(Stored data)
====

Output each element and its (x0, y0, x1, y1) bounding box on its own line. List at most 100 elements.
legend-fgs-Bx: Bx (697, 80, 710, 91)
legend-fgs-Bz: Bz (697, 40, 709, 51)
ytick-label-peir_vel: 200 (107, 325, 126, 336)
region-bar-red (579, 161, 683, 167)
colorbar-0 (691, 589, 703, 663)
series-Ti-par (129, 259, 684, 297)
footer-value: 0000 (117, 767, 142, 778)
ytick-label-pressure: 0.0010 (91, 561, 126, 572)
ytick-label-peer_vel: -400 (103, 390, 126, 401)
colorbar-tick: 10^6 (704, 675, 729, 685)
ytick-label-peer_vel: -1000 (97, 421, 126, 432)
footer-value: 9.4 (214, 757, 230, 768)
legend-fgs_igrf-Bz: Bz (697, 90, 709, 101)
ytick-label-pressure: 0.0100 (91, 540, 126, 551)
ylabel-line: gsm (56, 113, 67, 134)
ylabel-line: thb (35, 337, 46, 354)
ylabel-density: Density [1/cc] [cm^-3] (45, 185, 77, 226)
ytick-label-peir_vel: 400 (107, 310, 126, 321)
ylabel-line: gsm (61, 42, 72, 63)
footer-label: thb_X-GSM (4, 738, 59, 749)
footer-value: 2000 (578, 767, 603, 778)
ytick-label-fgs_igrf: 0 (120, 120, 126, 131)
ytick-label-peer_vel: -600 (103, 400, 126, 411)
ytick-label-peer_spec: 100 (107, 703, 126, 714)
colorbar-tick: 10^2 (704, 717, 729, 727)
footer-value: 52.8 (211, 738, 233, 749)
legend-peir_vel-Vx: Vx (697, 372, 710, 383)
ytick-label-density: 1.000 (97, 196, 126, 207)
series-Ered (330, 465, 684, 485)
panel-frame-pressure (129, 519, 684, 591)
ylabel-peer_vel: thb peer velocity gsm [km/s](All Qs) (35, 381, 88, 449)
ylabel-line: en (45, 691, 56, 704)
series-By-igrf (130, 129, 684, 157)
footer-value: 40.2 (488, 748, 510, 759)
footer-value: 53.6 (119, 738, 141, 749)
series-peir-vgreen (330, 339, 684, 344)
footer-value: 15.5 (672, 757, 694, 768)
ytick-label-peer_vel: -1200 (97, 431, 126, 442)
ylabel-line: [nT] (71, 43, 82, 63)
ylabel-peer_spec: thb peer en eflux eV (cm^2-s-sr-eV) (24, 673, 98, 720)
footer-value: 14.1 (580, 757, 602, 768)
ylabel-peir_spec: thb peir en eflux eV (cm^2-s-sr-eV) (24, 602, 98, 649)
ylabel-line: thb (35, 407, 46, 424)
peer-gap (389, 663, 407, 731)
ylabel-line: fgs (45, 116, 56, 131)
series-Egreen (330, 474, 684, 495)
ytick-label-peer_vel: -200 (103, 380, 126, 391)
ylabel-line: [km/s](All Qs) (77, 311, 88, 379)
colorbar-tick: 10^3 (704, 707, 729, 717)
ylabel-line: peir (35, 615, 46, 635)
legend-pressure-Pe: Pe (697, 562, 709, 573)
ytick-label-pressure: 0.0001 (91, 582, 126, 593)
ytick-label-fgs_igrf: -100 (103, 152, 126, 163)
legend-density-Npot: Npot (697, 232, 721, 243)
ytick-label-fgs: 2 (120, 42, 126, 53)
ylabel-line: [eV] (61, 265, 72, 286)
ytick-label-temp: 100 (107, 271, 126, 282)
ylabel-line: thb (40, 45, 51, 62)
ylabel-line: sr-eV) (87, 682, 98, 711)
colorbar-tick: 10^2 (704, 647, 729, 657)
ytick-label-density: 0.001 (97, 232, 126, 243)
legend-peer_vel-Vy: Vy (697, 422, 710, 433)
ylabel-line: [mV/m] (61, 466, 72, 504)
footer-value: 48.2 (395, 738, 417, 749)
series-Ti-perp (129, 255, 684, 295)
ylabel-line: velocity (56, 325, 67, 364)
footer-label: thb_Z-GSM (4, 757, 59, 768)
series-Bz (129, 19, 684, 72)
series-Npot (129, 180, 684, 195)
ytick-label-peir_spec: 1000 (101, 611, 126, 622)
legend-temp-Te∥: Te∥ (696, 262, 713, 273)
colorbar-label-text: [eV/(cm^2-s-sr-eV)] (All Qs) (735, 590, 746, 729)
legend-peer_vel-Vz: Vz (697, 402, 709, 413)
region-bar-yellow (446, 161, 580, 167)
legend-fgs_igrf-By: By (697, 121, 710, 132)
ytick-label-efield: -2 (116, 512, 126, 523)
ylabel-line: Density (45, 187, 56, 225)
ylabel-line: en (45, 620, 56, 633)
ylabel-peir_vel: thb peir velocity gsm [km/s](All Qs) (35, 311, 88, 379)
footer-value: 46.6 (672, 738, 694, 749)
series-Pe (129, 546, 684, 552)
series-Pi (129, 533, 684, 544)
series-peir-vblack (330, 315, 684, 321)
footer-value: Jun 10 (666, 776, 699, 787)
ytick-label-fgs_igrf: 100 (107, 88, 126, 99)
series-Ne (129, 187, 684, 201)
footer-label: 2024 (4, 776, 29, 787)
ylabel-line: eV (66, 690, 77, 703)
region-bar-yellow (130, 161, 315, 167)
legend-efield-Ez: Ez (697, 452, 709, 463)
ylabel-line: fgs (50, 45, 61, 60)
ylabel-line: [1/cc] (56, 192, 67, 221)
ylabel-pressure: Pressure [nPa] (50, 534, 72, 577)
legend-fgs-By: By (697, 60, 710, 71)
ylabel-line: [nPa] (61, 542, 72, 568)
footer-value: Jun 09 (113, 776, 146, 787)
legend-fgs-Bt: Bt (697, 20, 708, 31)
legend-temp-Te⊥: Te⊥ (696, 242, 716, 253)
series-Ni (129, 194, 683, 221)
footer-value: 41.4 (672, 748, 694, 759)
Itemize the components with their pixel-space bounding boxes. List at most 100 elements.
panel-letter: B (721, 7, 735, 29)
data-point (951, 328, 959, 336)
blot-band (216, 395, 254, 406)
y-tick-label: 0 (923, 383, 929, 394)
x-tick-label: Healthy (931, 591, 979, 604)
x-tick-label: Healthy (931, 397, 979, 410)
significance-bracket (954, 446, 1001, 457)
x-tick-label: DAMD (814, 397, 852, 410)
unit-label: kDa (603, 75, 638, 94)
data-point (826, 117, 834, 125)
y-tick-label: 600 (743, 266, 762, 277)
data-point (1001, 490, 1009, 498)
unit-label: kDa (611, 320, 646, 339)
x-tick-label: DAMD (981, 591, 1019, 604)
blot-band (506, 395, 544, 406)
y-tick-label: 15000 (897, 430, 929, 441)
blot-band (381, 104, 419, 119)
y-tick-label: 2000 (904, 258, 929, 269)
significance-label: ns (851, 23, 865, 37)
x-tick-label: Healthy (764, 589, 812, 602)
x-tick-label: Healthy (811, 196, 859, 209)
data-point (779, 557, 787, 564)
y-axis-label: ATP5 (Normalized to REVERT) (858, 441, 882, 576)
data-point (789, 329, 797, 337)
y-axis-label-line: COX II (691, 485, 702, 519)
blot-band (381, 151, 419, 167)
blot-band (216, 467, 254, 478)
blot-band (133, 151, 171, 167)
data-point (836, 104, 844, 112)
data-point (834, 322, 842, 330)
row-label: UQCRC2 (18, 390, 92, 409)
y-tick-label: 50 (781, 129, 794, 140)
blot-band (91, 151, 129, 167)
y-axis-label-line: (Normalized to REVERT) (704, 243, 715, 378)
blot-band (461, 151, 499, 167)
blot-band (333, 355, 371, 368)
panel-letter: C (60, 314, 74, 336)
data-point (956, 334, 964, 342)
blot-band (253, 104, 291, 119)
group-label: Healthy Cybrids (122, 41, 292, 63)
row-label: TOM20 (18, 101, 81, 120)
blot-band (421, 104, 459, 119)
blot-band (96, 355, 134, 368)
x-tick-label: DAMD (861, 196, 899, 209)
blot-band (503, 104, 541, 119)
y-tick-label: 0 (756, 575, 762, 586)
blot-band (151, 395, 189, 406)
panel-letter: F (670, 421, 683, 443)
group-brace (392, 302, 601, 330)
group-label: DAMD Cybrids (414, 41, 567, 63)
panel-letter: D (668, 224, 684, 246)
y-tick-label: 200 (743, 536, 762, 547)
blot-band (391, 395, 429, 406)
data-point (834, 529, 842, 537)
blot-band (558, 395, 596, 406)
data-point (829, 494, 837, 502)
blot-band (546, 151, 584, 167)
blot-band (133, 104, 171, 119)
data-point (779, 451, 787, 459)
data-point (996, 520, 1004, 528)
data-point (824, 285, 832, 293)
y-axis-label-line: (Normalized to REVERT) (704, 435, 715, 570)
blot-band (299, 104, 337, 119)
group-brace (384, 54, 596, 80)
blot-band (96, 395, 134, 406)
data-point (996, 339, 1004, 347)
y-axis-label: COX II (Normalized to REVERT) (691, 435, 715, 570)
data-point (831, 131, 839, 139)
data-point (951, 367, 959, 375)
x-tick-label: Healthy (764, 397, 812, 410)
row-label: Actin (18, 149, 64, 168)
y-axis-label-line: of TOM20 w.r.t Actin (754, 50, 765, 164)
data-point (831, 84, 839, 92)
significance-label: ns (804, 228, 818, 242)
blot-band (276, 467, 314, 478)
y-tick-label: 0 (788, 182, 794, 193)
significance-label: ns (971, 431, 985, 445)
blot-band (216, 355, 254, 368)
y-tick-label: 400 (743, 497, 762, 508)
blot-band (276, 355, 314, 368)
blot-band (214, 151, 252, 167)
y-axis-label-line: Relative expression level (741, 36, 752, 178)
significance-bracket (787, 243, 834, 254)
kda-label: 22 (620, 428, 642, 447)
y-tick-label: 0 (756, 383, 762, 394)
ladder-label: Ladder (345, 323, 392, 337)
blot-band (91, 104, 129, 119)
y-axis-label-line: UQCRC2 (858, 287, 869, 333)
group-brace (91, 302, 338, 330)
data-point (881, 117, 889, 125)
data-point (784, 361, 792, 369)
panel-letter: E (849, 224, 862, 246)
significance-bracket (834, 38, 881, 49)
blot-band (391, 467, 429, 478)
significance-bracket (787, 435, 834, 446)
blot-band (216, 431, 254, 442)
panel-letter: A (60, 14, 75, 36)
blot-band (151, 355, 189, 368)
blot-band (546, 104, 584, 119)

====

▶ _EXERCISE PROMPT_: Replace "bounding box" with "enclosing rectangle" in the lines from the start of the listing through the line containing "colorbar-0 (691, 589, 703, 663)". Reproduce only those lines, with nothing else changed.

▶ _RESULT_:
Output each element and its (x0, y0, x1, y1) enclosing rectangle on its own line. List at most 100 elements.
legend-fgs-Bx: Bx (697, 80, 710, 91)
legend-fgs-Bz: Bz (697, 40, 709, 51)
ytick-label-peir_vel: 200 (107, 325, 126, 336)
region-bar-red (579, 161, 683, 167)
colorbar-0 (691, 589, 703, 663)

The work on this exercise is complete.